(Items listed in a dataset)

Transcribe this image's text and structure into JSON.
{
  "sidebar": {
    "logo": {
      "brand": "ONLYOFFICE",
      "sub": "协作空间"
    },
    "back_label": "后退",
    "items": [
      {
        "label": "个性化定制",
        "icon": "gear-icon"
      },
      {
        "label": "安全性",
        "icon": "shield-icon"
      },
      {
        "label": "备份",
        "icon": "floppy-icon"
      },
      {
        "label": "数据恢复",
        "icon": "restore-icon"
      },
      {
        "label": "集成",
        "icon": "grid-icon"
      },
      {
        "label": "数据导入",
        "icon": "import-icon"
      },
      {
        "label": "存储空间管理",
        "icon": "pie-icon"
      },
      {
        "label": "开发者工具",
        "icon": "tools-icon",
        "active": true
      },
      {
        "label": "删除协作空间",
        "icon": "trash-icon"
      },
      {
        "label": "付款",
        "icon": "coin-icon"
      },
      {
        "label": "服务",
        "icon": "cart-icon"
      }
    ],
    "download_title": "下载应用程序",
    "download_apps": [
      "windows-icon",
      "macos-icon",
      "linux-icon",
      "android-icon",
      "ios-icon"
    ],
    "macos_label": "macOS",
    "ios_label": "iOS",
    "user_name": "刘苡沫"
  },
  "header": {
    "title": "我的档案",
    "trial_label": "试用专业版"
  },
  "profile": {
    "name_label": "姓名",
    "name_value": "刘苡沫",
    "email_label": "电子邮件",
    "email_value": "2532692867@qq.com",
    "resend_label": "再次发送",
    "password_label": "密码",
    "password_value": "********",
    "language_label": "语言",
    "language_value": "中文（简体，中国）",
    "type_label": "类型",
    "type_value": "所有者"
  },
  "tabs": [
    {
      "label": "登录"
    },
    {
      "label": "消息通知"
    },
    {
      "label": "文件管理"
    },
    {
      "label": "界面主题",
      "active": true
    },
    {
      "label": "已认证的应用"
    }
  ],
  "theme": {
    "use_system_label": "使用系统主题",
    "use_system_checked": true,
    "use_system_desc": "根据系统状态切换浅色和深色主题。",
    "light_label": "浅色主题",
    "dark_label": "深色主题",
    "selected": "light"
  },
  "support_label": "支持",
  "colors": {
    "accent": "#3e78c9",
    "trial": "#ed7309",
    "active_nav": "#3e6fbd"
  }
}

Request:
Output an exact copy of each record.

The output:
Transcribe this image's text and structure into JSON.
{
  "sidebar": {
    "logo": {
      "brand": "ONLYOFFICE",
      "sub": "协作空间"
    },
    "back_label": "后退",
    "items": [
      {
        "label": "个性化定制",
        "icon": "gear-icon"
      },
      {
        "label": "安全性",
        "icon": "shield-icon"
      },
      {
        "label": "备份",
        "icon": "floppy-icon"
      },
      {
        "label": "数据恢复",
        "icon": "restore-icon"
      },
      {
        "label": "集成",
        "icon": "grid-icon"
      },
      {
        "label": "数据导入",
        "icon": "import-icon"
      },
      {
        "label": "存储空间管理",
        "icon": "pie-icon"
      },
      {
        "label": "开发者工具",
        "icon": "tools-icon",
        "active": true
      },
      {
        "label": "删除协作空间",
        "icon": "trash-icon"
      },
      {
        "label": "付款",
        "icon": "coin-icon"
      },
      {
        "label": "服务",
        "icon": "cart-icon"
      }
    ],
    "download_title": "下载应用程序",
    "download_apps": [
      "windows-icon",
      "macos-icon",
      "linux-icon",
      "android-icon",
      "ios-icon"
    ],
    "macos_label": "macOS",
    "ios_label": "iOS",
    "user_name": "刘苡沫"
  },
  "header": {
    "title": "我的档案",
    "trial_label": "试用专业版"
  },
  "profile": {
    "name_label": "姓名",
    "name_value": "刘苡沫",
    "email_label": "电子邮件",
    "email_value": "2532692867@qq.com",
    "resend_label": "再次发送",
    "password_label": "密码",
    "password_value": "********",
    "language_label": "语言",
    "language_value": "中文（简体，中国）",
    "type_label": "类型",
    "type_value": "所有者"
  },
  "tabs": [
    {
      "label": "登录"
    },
    {
      "label": "消息通知"
    },
    {
      "label": "文件管理"
    },
    {
      "label": "界面主题",
      "active": true
    },
    {
      "label": "已认证的应用"
    }
  ],
  "theme": {
    "use_system_label": "使用系统主题",
    "use_system_checked": true,
    "use_system_desc": "根据系统状态切换浅色和深色主题。",
    "light_label": "浅色主题",
    "dark_label": "深色主题",
    "selected": "light"
  },
  "support_label": "支持",
  "colors": {
    "accent": "#3e78c9",
    "trial": "#ed7309",
    "active_nav": "#3e6fbd"
  }
}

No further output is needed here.